TASK INSTRUCTIONS: Below are entries to be transcribed exactly; exclude the pictures from the copy.

INPUT FOR THIS TASK:
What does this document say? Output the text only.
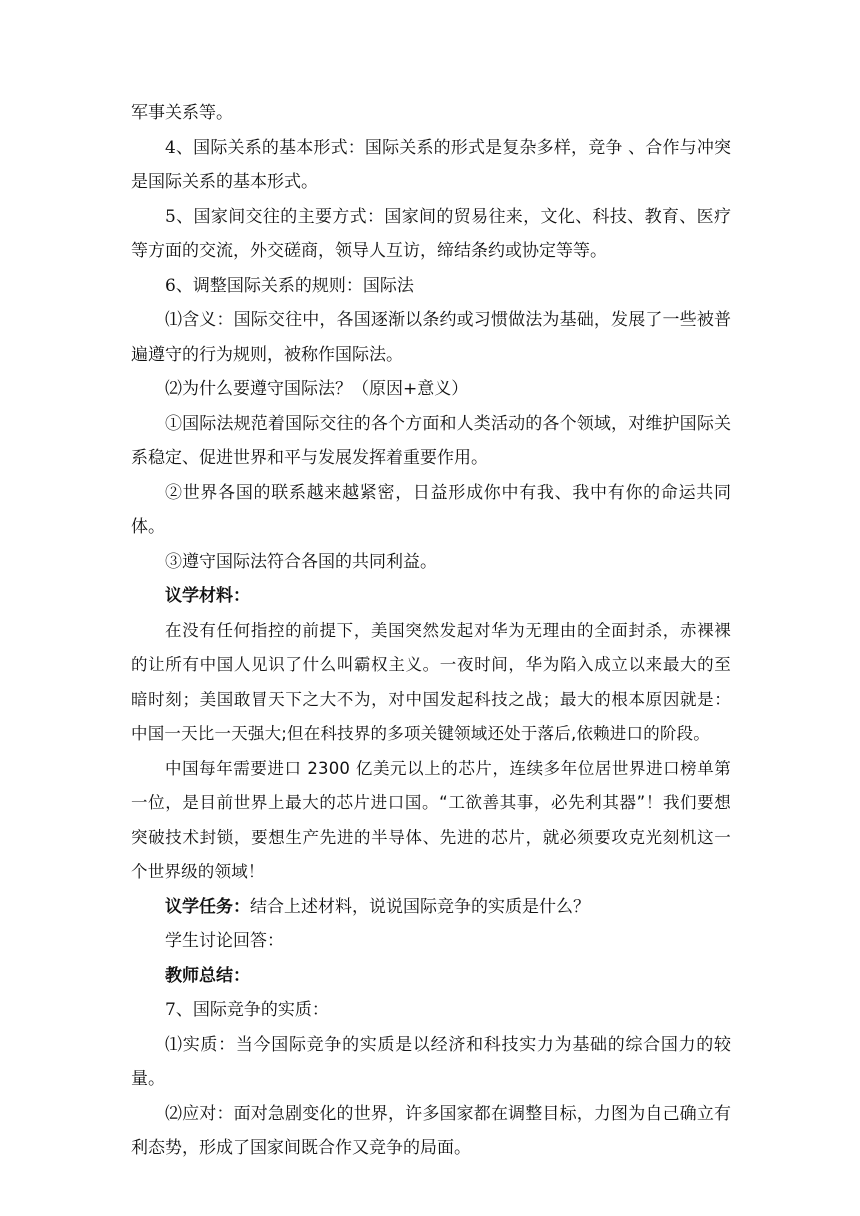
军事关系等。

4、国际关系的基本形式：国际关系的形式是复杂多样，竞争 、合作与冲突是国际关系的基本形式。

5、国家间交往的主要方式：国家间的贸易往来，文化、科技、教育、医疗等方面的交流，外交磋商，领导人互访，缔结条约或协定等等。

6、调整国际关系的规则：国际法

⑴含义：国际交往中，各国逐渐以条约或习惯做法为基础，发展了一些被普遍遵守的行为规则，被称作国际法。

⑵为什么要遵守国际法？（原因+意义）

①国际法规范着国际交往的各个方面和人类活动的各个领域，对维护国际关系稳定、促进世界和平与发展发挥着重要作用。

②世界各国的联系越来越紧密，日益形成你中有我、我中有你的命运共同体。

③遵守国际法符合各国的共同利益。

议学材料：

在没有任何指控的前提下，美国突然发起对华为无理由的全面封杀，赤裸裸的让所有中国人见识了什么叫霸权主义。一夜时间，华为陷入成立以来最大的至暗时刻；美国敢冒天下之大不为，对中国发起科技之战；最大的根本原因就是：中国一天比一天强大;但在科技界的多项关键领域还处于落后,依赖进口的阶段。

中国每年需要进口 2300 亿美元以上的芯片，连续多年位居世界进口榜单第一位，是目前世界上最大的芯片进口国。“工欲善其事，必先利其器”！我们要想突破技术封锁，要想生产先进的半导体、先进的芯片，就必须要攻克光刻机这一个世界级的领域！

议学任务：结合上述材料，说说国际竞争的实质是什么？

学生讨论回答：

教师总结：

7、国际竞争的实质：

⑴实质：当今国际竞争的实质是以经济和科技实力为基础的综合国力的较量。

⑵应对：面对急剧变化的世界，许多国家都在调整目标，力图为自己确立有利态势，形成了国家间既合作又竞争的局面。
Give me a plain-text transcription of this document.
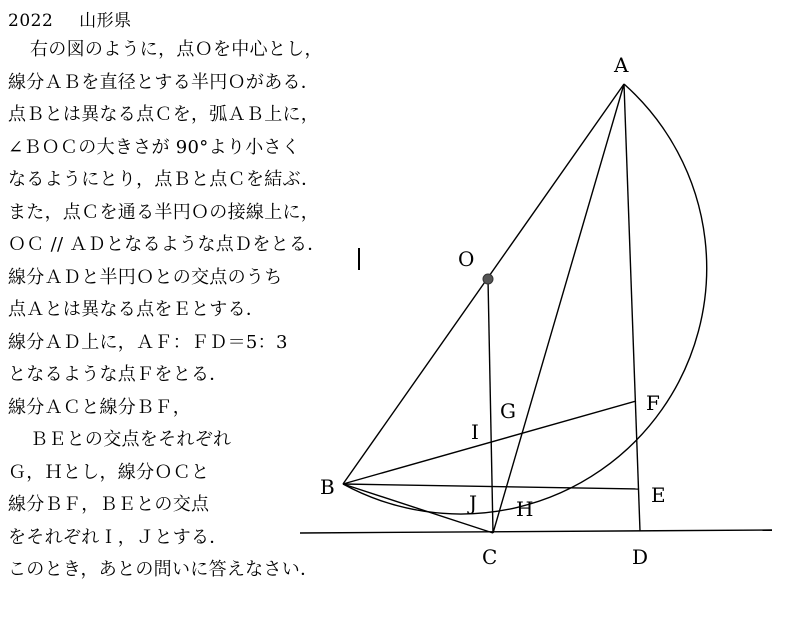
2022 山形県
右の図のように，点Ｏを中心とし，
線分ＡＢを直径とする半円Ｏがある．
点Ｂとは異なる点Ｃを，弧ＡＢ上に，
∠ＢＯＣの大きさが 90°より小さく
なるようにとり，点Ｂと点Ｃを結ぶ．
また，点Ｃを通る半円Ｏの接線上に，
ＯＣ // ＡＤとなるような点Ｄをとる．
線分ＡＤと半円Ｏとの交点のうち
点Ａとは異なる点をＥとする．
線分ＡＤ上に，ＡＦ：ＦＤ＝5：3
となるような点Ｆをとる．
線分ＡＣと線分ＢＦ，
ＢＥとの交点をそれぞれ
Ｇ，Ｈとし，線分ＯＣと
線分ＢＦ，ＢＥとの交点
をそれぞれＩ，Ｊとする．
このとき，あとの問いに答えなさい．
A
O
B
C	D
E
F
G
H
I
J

RESPONSE FOR THIS EXERCISE:
What does this document say? Output the text only.
军事关系等。

4、国际关系的基本形式：国际关系的形式是复杂多样，竞争 、合作与冲突是国际关系的基本形式。

5、国家间交往的主要方式：国家间的贸易往来，文化、科技、教育、医疗等方面的交流，外交磋商，领导人互访，缔结条约或协定等等。

6、调整国际关系的规则：国际法

⑴含义：国际交往中，各国逐渐以条约或习惯做法为基础，发展了一些被普遍遵守的行为规则，被称作国际法。

⑵为什么要遵守国际法？（原因+意义）

①国际法规范着国际交往的各个方面和人类活动的各个领域，对维护国际关系稳定、促进世界和平与发展发挥着重要作用。

②世界各国的联系越来越紧密，日益形成你中有我、我中有你的命运共同体。

③遵守国际法符合各国的共同利益。

议学材料：

在没有任何指控的前提下，美国突然发起对华为无理由的全面封杀，赤裸裸的让所有中国人见识了什么叫霸权主义。一夜时间，华为陷入成立以来最大的至暗时刻；美国敢冒天下之大不为，对中国发起科技之战；最大的根本原因就是：中国一天比一天强大;但在科技界的多项关键领域还处于落后,依赖进口的阶段。

中国每年需要进口 2300 亿美元以上的芯片，连续多年位居世界进口榜单第一位，是目前世界上最大的芯片进口国。“工欲善其事，必先利其器”！我们要想突破技术封锁，要想生产先进的半导体、先进的芯片，就必须要攻克光刻机这一个世界级的领域！

议学任务：结合上述材料，说说国际竞争的实质是什么？

学生讨论回答：

教师总结：

7、国际竞争的实质：

⑴实质：当今国际竞争的实质是以经济和科技实力为基础的综合国力的较量。

⑵应对：面对急剧变化的世界，许多国家都在调整目标，力图为自己确立有利态势，形成了国家间既合作又竞争的局面。
Give me a plain-text transcription of this document.
2022 山形県
右の図のように，点Ｏを中心とし，
線分ＡＢを直径とする半円Ｏがある．
点Ｂとは異なる点Ｃを，弧ＡＢ上に，
∠ＢＯＣの大きさが 90°より小さく
なるようにとり，点Ｂと点Ｃを結ぶ．
また，点Ｃを通る半円Ｏの接線上に，
ＯＣ // ＡＤとなるような点Ｄをとる．
線分ＡＤと半円Ｏとの交点のうち
点Ａとは異なる点をＥとする．
線分ＡＤ上に，ＡＦ：ＦＤ＝5：3
となるような点Ｆをとる．
線分ＡＣと線分ＢＦ，
ＢＥとの交点をそれぞれ
Ｇ，Ｈとし，線分ＯＣと
線分ＢＦ，ＢＥとの交点
をそれぞれＩ，Ｊとする．
このとき，あとの問いに答えなさい．
A
O
B
C	D
E
F
G
H
I
J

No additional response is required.